Which lines hold the word "name"? Copy each one.

++++ Task inputs

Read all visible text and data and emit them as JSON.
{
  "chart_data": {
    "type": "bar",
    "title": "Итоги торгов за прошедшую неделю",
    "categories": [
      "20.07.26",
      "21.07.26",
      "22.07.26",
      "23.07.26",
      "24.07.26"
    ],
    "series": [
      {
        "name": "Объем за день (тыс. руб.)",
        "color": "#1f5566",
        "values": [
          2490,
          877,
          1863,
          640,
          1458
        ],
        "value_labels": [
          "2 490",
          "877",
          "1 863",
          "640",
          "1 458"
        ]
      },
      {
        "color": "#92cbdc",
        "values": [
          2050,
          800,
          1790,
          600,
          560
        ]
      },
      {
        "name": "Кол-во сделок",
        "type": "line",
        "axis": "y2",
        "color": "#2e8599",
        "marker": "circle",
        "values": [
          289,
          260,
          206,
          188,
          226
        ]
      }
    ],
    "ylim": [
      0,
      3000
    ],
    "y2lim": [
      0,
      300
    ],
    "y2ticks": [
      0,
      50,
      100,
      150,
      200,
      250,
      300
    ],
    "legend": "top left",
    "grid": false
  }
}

++++++++

▶ **Expected answer**
        "name": "Объем за день (тыс. руб.)",
        "name": "Кол-во сделок",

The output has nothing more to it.